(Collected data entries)
········
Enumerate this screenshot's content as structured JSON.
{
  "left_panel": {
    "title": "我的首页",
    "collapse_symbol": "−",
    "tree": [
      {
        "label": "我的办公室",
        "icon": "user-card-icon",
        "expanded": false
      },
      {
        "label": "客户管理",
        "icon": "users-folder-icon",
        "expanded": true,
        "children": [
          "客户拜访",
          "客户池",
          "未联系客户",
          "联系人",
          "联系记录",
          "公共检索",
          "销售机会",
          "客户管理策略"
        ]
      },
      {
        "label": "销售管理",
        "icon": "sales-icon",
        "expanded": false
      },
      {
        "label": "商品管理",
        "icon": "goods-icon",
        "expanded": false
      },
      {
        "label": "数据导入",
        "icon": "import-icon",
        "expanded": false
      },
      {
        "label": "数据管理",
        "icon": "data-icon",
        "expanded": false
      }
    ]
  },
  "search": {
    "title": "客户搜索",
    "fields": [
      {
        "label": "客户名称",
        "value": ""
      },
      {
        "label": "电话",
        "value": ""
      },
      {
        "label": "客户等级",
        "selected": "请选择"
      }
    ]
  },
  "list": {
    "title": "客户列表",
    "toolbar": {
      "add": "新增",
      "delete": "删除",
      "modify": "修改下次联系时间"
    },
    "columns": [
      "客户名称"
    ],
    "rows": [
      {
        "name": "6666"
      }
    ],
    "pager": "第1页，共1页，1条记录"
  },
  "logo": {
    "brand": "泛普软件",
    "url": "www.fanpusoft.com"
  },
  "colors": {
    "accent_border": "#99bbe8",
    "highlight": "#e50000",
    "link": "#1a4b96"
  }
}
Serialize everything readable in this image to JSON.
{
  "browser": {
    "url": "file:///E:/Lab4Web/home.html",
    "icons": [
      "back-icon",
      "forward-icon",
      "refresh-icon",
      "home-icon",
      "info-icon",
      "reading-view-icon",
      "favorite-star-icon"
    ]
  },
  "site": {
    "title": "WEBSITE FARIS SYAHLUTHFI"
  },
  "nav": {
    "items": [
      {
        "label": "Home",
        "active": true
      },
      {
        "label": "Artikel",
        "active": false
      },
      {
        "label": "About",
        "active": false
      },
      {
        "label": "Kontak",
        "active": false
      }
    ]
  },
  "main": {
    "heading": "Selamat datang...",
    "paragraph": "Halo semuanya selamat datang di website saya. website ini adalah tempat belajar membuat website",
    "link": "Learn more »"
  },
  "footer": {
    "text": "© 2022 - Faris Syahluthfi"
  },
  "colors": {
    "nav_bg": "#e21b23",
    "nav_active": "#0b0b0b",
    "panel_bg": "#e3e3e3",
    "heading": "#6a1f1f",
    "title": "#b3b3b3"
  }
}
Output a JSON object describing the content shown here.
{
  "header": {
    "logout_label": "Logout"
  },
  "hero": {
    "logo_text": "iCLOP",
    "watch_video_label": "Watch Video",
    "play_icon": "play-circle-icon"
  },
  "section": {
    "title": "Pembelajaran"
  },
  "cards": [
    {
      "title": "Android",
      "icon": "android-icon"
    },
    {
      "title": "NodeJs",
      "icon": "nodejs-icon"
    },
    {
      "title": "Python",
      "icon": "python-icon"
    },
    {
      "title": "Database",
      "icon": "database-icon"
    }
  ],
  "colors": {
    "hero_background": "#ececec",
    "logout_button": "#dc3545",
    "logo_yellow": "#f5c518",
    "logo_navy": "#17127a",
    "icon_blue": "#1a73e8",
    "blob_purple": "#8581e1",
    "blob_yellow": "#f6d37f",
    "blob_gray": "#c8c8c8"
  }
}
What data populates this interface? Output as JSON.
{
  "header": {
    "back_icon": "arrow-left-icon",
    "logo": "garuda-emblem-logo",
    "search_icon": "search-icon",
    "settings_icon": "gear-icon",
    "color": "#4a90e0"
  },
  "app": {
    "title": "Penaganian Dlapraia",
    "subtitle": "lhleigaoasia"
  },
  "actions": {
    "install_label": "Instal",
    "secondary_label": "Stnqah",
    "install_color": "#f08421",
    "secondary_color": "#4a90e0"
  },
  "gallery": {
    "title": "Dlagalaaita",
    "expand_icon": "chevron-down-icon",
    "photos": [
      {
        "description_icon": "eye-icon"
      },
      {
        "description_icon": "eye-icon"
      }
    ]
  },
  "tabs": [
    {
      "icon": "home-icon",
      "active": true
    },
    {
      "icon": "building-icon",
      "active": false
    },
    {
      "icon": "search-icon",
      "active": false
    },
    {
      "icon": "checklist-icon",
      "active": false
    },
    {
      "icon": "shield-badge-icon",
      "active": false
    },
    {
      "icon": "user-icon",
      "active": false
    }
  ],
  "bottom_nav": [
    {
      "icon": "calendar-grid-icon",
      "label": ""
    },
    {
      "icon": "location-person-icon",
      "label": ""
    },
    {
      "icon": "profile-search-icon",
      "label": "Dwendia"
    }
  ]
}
········
*EXERCISE DESCRIPTION*
Write the material out again word for word.

*THE ANSWER*
Enumerate this screenshot's content as structured JSON.
{
  "left_panel": {
    "title": "我的首页",
    "collapse_symbol": "−",
    "tree": [
      {
        "label": "我的办公室",
        "icon": "user-card-icon",
        "expanded": false
      },
      {
        "label": "客户管理",
        "icon": "users-folder-icon",
        "expanded": true,
        "children": [
          "客户拜访",
          "客户池",
          "未联系客户",
          "联系人",
          "联系记录",
          "公共检索",
          "销售机会",
          "客户管理策略"
        ]
      },
      {
        "label": "销售管理",
        "icon": "sales-icon",
        "expanded": false
      },
      {
        "label": "商品管理",
        "icon": "goods-icon",
        "expanded": false
      },
      {
        "label": "数据导入",
        "icon": "import-icon",
        "expanded": false
      },
      {
        "label": "数据管理",
        "icon": "data-icon",
        "expanded": false
      }
    ]
  },
  "search": {
    "title": "客户搜索",
    "fields": [
      {
        "label": "客户名称",
        "value": ""
      },
      {
        "label": "电话",
        "value": ""
      },
      {
        "label": "客户等级",
        "selected": "请选择"
      }
    ]
  },
  "list": {
    "title": "客户列表",
    "toolbar": {
      "add": "新增",
      "delete": "删除",
      "modify": "修改下次联系时间"
    },
    "columns": [
      "客户名称"
    ],
    "rows": [
      {
        "name": "6666"
      }
    ],
    "pager": "第1页，共1页，1条记录"
  },
  "logo": {
    "brand": "泛普软件",
    "url": "www.fanpusoft.com"
  },
  "colors": {
    "accent_border": "#99bbe8",
    "highlight": "#e50000",
    "link": "#1a4b96"
  }
}
Serialize everything readable in this image to JSON.
{
  "browser": {
    "url": "file:///E:/Lab4Web/home.html",
    "icons": [
      "back-icon",
      "forward-icon",
      "refresh-icon",
      "home-icon",
      "info-icon",
      "reading-view-icon",
      "favorite-star-icon"
    ]
  },
  "site": {
    "title": "WEBSITE FARIS SYAHLUTHFI"
  },
  "nav": {
    "items": [
      {
        "label": "Home",
        "active": true
      },
      {
        "label": "Artikel",
        "active": false
      },
      {
        "label": "About",
        "active": false
      },
      {
        "label": "Kontak",
        "active": false
      }
    ]
  },
  "main": {
    "heading": "Selamat datang...",
    "paragraph": "Halo semuanya selamat datang di website saya. website ini adalah tempat belajar membuat website",
    "link": "Learn more »"
  },
  "footer": {
    "text": "© 2022 - Faris Syahluthfi"
  },
  "colors": {
    "nav_bg": "#e21b23",
    "nav_active": "#0b0b0b",
    "panel_bg": "#e3e3e3",
    "heading": "#6a1f1f",
    "title": "#b3b3b3"
  }
}
Output a JSON object describing the content shown here.
{
  "header": {
    "logout_label": "Logout"
  },
  "hero": {
    "logo_text": "iCLOP",
    "watch_video_label": "Watch Video",
    "play_icon": "play-circle-icon"
  },
  "section": {
    "title": "Pembelajaran"
  },
  "cards": [
    {
      "title": "Android",
      "icon": "android-icon"
    },
    {
      "title": "NodeJs",
      "icon": "nodejs-icon"
    },
    {
      "title": "Python",
      "icon": "python-icon"
    },
    {
      "title": "Database",
      "icon": "database-icon"
    }
  ],
  "colors": {
    "hero_background": "#ececec",
    "logout_button": "#dc3545",
    "logo_yellow": "#f5c518",
    "logo_navy": "#17127a",
    "icon_blue": "#1a73e8",
    "blob_purple": "#8581e1",
    "blob_yellow": "#f6d37f",
    "blob_gray": "#c8c8c8"
  }
}
What data populates this interface? Output as JSON.
{
  "header": {
    "back_icon": "arrow-left-icon",
    "logo": "garuda-emblem-logo",
    "search_icon": "search-icon",
    "settings_icon": "gear-icon",
    "color": "#4a90e0"
  },
  "app": {
    "title": "Penaganian Dlapraia",
    "subtitle": "lhleigaoasia"
  },
  "actions": {
    "install_label": "Instal",
    "secondary_label": "Stnqah",
    "install_color": "#f08421",
    "secondary_color": "#4a90e0"
  },
  "gallery": {
    "title": "Dlagalaaita",
    "expand_icon": "chevron-down-icon",
    "photos": [
      {
        "description_icon": "eye-icon"
      },
      {
        "description_icon": "eye-icon"
      }
    ]
  },
  "tabs": [
    {
      "icon": "home-icon",
      "active": true
    },
    {
      "icon": "building-icon",
      "active": false
    },
    {
      "icon": "search-icon",
      "active": false
    },
    {
      "icon": "checklist-icon",
      "active": false
    },
    {
      "icon": "shield-badge-icon",
      "active": false
    },
    {
      "icon": "user-icon",
      "active": false
    }
  ],
  "bottom_nav": [
    {
      "icon": "calendar-grid-icon",
      "label": ""
    },
    {
      "icon": "location-person-icon",
      "label": ""
    },
    {
      "icon": "profile-search-icon",
      "label": "Dwendia"
    }
  ]
}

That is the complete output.